## GIVEN INSTRUCTION:
Below is a set of records. Repeat all of them exactly.

--- begin PROVIDED DATA ---

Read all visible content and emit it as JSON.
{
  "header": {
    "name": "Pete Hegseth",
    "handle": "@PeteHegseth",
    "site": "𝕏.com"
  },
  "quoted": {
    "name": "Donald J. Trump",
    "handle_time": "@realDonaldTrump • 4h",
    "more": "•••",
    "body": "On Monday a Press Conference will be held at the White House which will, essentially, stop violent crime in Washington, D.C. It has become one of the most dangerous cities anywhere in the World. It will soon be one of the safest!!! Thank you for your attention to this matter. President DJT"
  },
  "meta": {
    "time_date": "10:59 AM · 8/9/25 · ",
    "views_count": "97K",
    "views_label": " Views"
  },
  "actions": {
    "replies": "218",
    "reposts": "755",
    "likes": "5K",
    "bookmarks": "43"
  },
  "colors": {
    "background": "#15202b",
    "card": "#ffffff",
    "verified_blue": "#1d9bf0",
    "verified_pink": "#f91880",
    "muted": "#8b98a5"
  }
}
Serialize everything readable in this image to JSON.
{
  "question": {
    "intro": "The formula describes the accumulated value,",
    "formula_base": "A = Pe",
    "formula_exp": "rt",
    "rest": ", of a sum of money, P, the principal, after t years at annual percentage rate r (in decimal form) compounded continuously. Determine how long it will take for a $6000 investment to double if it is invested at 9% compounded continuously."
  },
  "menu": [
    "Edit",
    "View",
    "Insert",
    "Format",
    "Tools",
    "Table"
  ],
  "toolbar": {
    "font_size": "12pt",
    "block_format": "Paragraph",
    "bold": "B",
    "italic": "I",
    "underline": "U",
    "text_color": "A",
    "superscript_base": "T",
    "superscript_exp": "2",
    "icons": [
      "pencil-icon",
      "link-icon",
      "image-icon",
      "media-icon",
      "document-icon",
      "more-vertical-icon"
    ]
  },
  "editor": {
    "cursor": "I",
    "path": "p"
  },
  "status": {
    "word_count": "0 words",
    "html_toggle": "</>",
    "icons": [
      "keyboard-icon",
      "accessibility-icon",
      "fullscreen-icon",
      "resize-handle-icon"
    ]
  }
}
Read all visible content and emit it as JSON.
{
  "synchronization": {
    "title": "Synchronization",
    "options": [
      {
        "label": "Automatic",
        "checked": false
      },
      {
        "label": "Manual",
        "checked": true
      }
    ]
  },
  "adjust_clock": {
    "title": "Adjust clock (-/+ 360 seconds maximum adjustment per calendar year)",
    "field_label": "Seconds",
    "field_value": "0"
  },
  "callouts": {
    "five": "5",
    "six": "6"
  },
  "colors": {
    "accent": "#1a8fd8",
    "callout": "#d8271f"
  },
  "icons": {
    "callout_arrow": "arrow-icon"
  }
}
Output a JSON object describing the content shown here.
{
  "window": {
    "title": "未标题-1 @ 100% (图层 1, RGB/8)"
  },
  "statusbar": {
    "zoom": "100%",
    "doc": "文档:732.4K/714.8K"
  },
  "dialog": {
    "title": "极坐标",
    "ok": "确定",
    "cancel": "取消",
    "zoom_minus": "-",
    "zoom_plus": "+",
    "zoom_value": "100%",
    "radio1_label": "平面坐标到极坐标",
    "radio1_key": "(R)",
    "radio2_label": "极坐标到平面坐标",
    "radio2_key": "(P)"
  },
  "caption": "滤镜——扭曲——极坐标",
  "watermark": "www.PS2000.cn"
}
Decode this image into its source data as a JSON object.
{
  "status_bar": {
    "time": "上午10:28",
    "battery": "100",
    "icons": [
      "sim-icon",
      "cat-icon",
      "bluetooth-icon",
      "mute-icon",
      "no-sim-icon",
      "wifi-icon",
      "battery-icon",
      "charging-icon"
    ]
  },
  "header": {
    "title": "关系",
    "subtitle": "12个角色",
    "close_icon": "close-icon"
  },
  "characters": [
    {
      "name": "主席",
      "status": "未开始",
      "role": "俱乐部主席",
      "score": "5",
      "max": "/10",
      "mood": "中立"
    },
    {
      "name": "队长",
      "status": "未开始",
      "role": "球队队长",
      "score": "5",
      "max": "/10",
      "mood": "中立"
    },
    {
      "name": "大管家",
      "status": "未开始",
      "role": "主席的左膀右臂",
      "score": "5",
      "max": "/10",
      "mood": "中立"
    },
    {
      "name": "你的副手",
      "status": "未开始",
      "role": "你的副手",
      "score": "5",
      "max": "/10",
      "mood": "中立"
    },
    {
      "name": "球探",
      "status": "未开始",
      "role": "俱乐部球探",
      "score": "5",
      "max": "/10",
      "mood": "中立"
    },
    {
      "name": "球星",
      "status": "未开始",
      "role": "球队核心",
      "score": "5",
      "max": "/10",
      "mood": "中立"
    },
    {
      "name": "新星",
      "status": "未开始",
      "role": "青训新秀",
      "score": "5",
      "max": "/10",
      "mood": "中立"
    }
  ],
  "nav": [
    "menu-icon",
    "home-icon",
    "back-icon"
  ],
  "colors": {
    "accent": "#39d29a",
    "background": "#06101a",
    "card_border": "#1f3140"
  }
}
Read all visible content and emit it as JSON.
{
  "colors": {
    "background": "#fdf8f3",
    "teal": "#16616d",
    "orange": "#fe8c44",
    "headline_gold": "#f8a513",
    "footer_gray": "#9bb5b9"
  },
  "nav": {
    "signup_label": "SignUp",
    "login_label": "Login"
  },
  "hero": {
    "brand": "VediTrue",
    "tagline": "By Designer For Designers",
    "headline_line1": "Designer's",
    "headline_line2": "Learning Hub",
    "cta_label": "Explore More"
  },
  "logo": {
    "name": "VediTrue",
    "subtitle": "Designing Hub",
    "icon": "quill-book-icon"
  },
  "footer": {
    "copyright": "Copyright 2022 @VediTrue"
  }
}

--- end PROVIDED DATA ---

## FINAL RESULT:
Read all visible content and emit it as JSON.
{
  "header": {
    "name": "Pete Hegseth",
    "handle": "@PeteHegseth",
    "site": "𝕏.com"
  },
  "quoted": {
    "name": "Donald J. Trump",
    "handle_time": "@realDonaldTrump • 4h",
    "more": "•••",
    "body": "On Monday a Press Conference will be held at the White House which will, essentially, stop violent crime in Washington, D.C. It has become one of the most dangerous cities anywhere in the World. It will soon be one of the safest!!! Thank you for your attention to this matter. President DJT"
  },
  "meta": {
    "time_date": "10:59 AM · 8/9/25 · ",
    "views_count": "97K",
    "views_label": " Views"
  },
  "actions": {
    "replies": "218",
    "reposts": "755",
    "likes": "5K",
    "bookmarks": "43"
  },
  "colors": {
    "background": "#15202b",
    "card": "#ffffff",
    "verified_blue": "#1d9bf0",
    "verified_pink": "#f91880",
    "muted": "#8b98a5"
  }
}
Serialize everything readable in this image to JSON.
{
  "question": {
    "intro": "The formula describes the accumulated value,",
    "formula_base": "A = Pe",
    "formula_exp": "rt",
    "rest": ", of a sum of money, P, the principal, after t years at annual percentage rate r (in decimal form) compounded continuously. Determine how long it will take for a $6000 investment to double if it is invested at 9% compounded continuously."
  },
  "menu": [
    "Edit",
    "View",
    "Insert",
    "Format",
    "Tools",
    "Table"
  ],
  "toolbar": {
    "font_size": "12pt",
    "block_format": "Paragraph",
    "bold": "B",
    "italic": "I",
    "underline": "U",
    "text_color": "A",
    "superscript_base": "T",
    "superscript_exp": "2",
    "icons": [
      "pencil-icon",
      "link-icon",
      "image-icon",
      "media-icon",
      "document-icon",
      "more-vertical-icon"
    ]
  },
  "editor": {
    "cursor": "I",
    "path": "p"
  },
  "status": {
    "word_count": "0 words",
    "html_toggle": "</>",
    "icons": [
      "keyboard-icon",
      "accessibility-icon",
      "fullscreen-icon",
      "resize-handle-icon"
    ]
  }
}
Read all visible content and emit it as JSON.
{
  "synchronization": {
    "title": "Synchronization",
    "options": [
      {
        "label": "Automatic",
        "checked": false
      },
      {
        "label": "Manual",
        "checked": true
      }
    ]
  },
  "adjust_clock": {
    "title": "Adjust clock (-/+ 360 seconds maximum adjustment per calendar year)",
    "field_label": "Seconds",
    "field_value": "0"
  },
  "callouts": {
    "five": "5",
    "six": "6"
  },
  "colors": {
    "accent": "#1a8fd8",
    "callout": "#d8271f"
  },
  "icons": {
    "callout_arrow": "arrow-icon"
  }
}
Output a JSON object describing the content shown here.
{
  "window": {
    "title": "未标题-1 @ 100% (图层 1, RGB/8)"
  },
  "statusbar": {
    "zoom": "100%",
    "doc": "文档:732.4K/714.8K"
  },
  "dialog": {
    "title": "极坐标",
    "ok": "确定",
    "cancel": "取消",
    "zoom_minus": "-",
    "zoom_plus": "+",
    "zoom_value": "100%",
    "radio1_label": "平面坐标到极坐标",
    "radio1_key": "(R)",
    "radio2_label": "极坐标到平面坐标",
    "radio2_key": "(P)"
  },
  "caption": "滤镜——扭曲——极坐标",
  "watermark": "www.PS2000.cn"
}
Decode this image into its source data as a JSON object.
{
  "status_bar": {
    "time": "上午10:28",
    "battery": "100",
    "icons": [
      "sim-icon",
      "cat-icon",
      "bluetooth-icon",
      "mute-icon",
      "no-sim-icon",
      "wifi-icon",
      "battery-icon",
      "charging-icon"
    ]
  },
  "header": {
    "title": "关系",
    "subtitle": "12个角色",
    "close_icon": "close-icon"
  },
  "characters": [
    {
      "name": "主席",
      "status": "未开始",
      "role": "俱乐部主席",
      "score": "5",
      "max": "/10",
      "mood": "中立"
    },
    {
      "name": "队长",
      "status": "未开始",
      "role": "球队队长",
      "score": "5",
      "max": "/10",
      "mood": "中立"
    },
    {
      "name": "大管家",
      "status": "未开始",
      "role": "主席的左膀右臂",
      "score": "5",
      "max": "/10",
      "mood": "中立"
    },
    {
      "name": "你的副手",
      "status": "未开始",
      "role": "你的副手",
      "score": "5",
      "max": "/10",
      "mood": "中立"
    },
    {
      "name": "球探",
      "status": "未开始",
      "role": "俱乐部球探",
      "score": "5",
      "max": "/10",
      "mood": "中立"
    },
    {
      "name": "球星",
      "status": "未开始",
      "role": "球队核心",
      "score": "5",
      "max": "/10",
      "mood": "中立"
    },
    {
      "name": "新星",
      "status": "未开始",
      "role": "青训新秀",
      "score": "5",
      "max": "/10",
      "mood": "中立"
    }
  ],
  "nav": [
    "menu-icon",
    "home-icon",
    "back-icon"
  ],
  "colors": {
    "accent": "#39d29a",
    "background": "#06101a",
    "card_border": "#1f3140"
  }
}
Read all visible content and emit it as JSON.
{
  "colors": {
    "background": "#fdf8f3",
    "teal": "#16616d",
    "orange": "#fe8c44",
    "headline_gold": "#f8a513",
    "footer_gray": "#9bb5b9"
  },
  "nav": {
    "signup_label": "SignUp",
    "login_label": "Login"
  },
  "hero": {
    "brand": "VediTrue",
    "tagline": "By Designer For Designers",
    "headline_line1": "Designer's",
    "headline_line2": "Learning Hub",
    "cta_label": "Explore More"
  },
  "logo": {
    "name": "VediTrue",
    "subtitle": "Designing Hub",
    "icon": "quill-book-icon"
  },
  "footer": {
    "copyright": "Copyright 2022 @VediTrue"
  }
}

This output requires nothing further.